-- Start DATA TO USE --

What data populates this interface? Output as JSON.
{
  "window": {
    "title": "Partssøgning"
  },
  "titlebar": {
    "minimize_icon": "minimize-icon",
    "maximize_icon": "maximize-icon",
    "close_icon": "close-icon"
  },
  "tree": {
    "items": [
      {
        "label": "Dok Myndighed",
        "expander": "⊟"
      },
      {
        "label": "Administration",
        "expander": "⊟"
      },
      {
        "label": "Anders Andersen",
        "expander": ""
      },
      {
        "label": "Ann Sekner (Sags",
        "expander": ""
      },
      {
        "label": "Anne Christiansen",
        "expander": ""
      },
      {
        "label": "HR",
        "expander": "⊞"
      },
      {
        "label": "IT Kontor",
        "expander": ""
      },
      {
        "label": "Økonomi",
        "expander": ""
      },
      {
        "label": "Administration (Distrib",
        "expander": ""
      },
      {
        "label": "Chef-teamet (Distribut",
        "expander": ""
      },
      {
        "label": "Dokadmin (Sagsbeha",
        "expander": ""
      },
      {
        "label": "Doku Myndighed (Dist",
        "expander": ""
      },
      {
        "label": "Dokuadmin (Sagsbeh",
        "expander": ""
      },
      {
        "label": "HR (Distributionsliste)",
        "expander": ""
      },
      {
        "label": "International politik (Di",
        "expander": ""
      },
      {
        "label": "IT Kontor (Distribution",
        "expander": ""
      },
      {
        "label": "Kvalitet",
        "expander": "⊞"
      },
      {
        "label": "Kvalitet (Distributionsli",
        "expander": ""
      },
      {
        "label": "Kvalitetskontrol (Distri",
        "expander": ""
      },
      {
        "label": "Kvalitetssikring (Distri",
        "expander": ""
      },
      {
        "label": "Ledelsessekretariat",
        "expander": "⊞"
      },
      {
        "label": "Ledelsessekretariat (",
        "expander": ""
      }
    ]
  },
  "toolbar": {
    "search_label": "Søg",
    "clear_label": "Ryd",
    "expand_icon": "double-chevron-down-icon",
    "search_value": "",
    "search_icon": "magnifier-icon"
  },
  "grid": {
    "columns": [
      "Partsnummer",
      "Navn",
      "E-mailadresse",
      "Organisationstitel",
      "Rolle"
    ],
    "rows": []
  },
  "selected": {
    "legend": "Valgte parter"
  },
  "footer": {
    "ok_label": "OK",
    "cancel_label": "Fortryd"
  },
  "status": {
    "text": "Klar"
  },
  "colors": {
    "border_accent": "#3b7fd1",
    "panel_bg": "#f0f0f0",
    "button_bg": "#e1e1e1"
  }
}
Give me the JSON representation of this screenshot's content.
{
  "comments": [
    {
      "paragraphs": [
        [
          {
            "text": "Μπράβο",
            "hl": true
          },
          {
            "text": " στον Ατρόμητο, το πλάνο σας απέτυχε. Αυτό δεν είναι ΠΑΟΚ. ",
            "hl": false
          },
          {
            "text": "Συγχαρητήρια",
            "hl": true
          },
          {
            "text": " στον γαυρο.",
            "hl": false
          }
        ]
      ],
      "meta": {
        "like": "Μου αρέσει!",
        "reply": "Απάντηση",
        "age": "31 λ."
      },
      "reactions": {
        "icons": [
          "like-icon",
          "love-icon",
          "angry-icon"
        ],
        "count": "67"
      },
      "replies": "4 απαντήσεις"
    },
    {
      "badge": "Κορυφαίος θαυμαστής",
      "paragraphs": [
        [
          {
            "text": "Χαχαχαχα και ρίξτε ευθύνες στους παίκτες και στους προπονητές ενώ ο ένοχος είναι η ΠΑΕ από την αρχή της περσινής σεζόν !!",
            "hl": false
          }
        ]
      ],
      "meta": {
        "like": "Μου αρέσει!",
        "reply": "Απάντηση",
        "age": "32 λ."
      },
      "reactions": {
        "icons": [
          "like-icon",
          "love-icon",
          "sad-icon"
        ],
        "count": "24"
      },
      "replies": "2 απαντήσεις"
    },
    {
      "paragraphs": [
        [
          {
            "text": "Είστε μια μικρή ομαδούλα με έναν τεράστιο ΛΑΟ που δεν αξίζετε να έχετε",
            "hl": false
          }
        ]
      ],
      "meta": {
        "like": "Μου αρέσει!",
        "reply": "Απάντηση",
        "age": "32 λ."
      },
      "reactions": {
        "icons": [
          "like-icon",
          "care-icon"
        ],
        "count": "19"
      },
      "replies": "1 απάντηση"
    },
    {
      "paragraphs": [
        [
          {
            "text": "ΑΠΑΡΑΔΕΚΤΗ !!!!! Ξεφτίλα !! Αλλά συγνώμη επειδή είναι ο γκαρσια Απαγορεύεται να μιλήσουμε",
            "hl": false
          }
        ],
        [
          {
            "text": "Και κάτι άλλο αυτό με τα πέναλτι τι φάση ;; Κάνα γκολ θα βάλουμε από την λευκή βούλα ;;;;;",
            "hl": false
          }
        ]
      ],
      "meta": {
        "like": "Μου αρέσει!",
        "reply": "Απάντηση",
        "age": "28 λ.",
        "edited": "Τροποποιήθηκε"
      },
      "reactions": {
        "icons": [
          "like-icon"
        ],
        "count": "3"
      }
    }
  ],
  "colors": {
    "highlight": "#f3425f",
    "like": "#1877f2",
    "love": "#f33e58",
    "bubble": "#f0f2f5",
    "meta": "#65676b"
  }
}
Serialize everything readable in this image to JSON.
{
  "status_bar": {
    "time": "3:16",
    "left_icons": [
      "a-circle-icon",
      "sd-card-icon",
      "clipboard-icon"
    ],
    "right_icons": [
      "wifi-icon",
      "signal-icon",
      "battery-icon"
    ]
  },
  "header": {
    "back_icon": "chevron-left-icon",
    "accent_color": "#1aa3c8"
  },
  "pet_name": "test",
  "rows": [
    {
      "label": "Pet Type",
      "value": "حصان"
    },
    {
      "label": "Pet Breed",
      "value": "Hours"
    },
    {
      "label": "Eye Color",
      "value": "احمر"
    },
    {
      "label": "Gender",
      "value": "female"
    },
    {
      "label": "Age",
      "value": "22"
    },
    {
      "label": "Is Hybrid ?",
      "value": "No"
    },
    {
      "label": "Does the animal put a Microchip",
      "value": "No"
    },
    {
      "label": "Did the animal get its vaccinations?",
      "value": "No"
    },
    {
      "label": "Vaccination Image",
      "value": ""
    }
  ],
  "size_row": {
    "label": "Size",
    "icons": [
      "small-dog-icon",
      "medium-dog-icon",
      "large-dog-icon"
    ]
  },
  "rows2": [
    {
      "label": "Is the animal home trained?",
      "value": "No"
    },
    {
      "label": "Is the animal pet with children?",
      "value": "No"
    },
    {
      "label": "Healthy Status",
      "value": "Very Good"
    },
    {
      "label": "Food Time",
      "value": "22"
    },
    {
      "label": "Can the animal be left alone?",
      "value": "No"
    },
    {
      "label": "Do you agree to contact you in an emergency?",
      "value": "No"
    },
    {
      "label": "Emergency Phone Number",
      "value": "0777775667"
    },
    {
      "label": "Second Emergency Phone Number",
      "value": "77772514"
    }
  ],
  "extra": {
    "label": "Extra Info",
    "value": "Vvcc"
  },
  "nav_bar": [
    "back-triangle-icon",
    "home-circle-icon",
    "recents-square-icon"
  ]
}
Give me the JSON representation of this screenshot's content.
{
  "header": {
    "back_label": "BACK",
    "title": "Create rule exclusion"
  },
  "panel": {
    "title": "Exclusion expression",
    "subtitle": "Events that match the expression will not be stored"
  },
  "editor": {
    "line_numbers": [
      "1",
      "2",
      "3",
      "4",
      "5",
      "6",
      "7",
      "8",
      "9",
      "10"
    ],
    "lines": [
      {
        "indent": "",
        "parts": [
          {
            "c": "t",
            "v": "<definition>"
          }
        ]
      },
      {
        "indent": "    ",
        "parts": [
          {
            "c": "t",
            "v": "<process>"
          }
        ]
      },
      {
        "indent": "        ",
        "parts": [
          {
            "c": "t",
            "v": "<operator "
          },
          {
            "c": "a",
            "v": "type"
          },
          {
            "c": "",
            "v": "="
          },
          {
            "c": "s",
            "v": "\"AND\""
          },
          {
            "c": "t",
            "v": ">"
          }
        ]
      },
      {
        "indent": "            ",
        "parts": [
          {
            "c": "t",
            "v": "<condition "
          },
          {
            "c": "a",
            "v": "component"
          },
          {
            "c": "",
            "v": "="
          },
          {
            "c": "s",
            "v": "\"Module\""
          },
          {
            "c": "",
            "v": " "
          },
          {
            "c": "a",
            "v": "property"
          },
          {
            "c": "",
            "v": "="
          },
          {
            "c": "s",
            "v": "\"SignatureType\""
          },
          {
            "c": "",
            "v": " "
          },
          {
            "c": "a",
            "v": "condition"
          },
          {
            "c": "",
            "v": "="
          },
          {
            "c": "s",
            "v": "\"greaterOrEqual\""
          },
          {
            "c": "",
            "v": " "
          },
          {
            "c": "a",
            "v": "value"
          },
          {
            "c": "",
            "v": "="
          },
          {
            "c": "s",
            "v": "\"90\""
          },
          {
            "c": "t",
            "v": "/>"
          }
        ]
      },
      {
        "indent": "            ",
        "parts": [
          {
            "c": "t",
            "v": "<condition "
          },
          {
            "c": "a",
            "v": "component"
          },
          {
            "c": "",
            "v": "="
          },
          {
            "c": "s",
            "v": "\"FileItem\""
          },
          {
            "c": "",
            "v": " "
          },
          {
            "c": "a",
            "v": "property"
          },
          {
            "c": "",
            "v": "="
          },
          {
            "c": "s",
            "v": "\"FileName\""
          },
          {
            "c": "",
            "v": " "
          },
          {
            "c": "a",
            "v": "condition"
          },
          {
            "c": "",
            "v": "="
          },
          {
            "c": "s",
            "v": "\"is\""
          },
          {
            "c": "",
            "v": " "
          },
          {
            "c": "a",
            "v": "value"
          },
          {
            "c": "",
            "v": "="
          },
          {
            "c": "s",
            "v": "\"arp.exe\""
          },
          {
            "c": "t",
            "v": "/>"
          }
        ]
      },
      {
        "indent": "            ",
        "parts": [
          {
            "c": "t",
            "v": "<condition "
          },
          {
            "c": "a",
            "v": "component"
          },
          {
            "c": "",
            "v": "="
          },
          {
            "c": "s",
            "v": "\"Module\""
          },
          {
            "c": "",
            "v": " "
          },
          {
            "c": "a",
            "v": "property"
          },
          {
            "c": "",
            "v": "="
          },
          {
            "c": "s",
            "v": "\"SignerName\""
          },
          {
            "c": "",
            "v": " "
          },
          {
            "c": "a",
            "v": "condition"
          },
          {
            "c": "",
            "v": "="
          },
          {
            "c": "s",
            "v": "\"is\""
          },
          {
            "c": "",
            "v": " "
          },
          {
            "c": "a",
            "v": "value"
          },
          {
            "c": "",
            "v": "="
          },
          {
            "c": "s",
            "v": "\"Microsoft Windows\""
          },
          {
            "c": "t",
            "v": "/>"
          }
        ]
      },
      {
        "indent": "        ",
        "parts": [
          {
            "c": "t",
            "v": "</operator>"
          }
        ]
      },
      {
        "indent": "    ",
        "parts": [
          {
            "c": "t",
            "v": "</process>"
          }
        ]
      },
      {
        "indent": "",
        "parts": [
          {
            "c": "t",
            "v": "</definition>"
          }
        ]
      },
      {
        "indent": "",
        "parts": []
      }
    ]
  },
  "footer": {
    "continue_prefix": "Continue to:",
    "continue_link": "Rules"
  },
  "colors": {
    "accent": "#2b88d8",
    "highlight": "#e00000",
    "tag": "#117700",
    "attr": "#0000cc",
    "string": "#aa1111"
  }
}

-- End DATA TO USE --

Gather up every line from the listing above in which the word "Kontor" occurs.

        "label": "IT Kontor",
        "label": "IT Kontor (Distribution",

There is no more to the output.